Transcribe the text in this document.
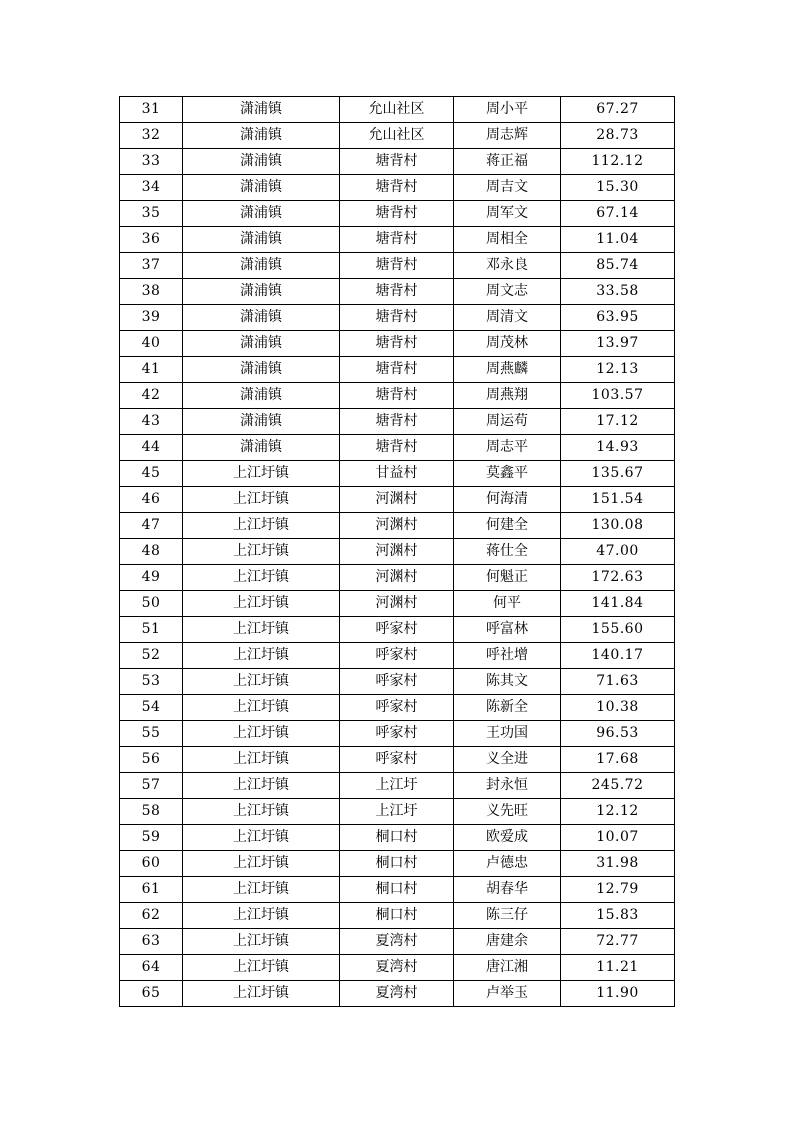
31	潇浦镇	允山社区	周小平	67.27
32	潇浦镇	允山社区	周志辉	28.73
33	潇浦镇	塘背村	蒋正福	112.12
34	潇浦镇	塘背村	周吉文	15.30
35	潇浦镇	塘背村	周军文	67.14
36	潇浦镇	塘背村	周相全	11.04
37	潇浦镇	塘背村	邓永良	85.74
38	潇浦镇	塘背村	周文志	33.58
39	潇浦镇	塘背村	周清文	63.95
40	潇浦镇	塘背村	周茂林	13.97
41	潇浦镇	塘背村	周燕麟	12.13
42	潇浦镇	塘背村	周燕翔	103.57
43	潇浦镇	塘背村	周运苟	17.12
44	潇浦镇	塘背村	周志平	14.93
45	上江圩镇	甘益村	莫鑫平	135.67
46	上江圩镇	河渊村	何海清	151.54
47	上江圩镇	河渊村	何建全	130.08
48	上江圩镇	河渊村	蒋仕全	47.00
49	上江圩镇	河渊村	何魁正	172.63
50	上江圩镇	河渊村	何平	141.84
51	上江圩镇	呼家村	呼富林	155.60
52	上江圩镇	呼家村	呼社增	140.17
53	上江圩镇	呼家村	陈其文	71.63
54	上江圩镇	呼家村	陈新全	10.38
55	上江圩镇	呼家村	王功国	96.53
56	上江圩镇	呼家村	义全进	17.68
57	上江圩镇	上江圩	封永恒	245.72
58	上江圩镇	上江圩	义先旺	12.12
59	上江圩镇	桐口村	欧爱成	10.07
60	上江圩镇	桐口村	卢德忠	31.98
61	上江圩镇	桐口村	胡春华	12.79
62	上江圩镇	桐口村	陈三仔	15.83
63	上江圩镇	夏湾村	唐建余	72.77
64	上江圩镇	夏湾村	唐江湘	11.21
65	上江圩镇	夏湾村	卢举玉	11.90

WHAT IS BEING ASKED → Repeat the material above word for word and skip every image in it.

RESPONSE TO THE TASK →
Transcribe the text in this document.
31	潇浦镇	允山社区	周小平	67.27
32	潇浦镇	允山社区	周志辉	28.73
33	潇浦镇	塘背村	蒋正福	112.12
34	潇浦镇	塘背村	周吉文	15.30
35	潇浦镇	塘背村	周军文	67.14
36	潇浦镇	塘背村	周相全	11.04
37	潇浦镇	塘背村	邓永良	85.74
38	潇浦镇	塘背村	周文志	33.58
39	潇浦镇	塘背村	周清文	63.95
40	潇浦镇	塘背村	周茂林	13.97
41	潇浦镇	塘背村	周燕麟	12.13
42	潇浦镇	塘背村	周燕翔	103.57
43	潇浦镇	塘背村	周运苟	17.12
44	潇浦镇	塘背村	周志平	14.93
45	上江圩镇	甘益村	莫鑫平	135.67
46	上江圩镇	河渊村	何海清	151.54
47	上江圩镇	河渊村	何建全	130.08
48	上江圩镇	河渊村	蒋仕全	47.00
49	上江圩镇	河渊村	何魁正	172.63
50	上江圩镇	河渊村	何平	141.84
51	上江圩镇	呼家村	呼富林	155.60
52	上江圩镇	呼家村	呼社增	140.17
53	上江圩镇	呼家村	陈其文	71.63
54	上江圩镇	呼家村	陈新全	10.38
55	上江圩镇	呼家村	王功国	96.53
56	上江圩镇	呼家村	义全进	17.68
57	上江圩镇	上江圩	封永恒	245.72
58	上江圩镇	上江圩	义先旺	12.12
59	上江圩镇	桐口村	欧爱成	10.07
60	上江圩镇	桐口村	卢德忠	31.98
61	上江圩镇	桐口村	胡春华	12.79
62	上江圩镇	桐口村	陈三仔	15.83
63	上江圩镇	夏湾村	唐建余	72.77
64	上江圩镇	夏湾村	唐江湘	11.21
65	上江圩镇	夏湾村	卢举玉	11.90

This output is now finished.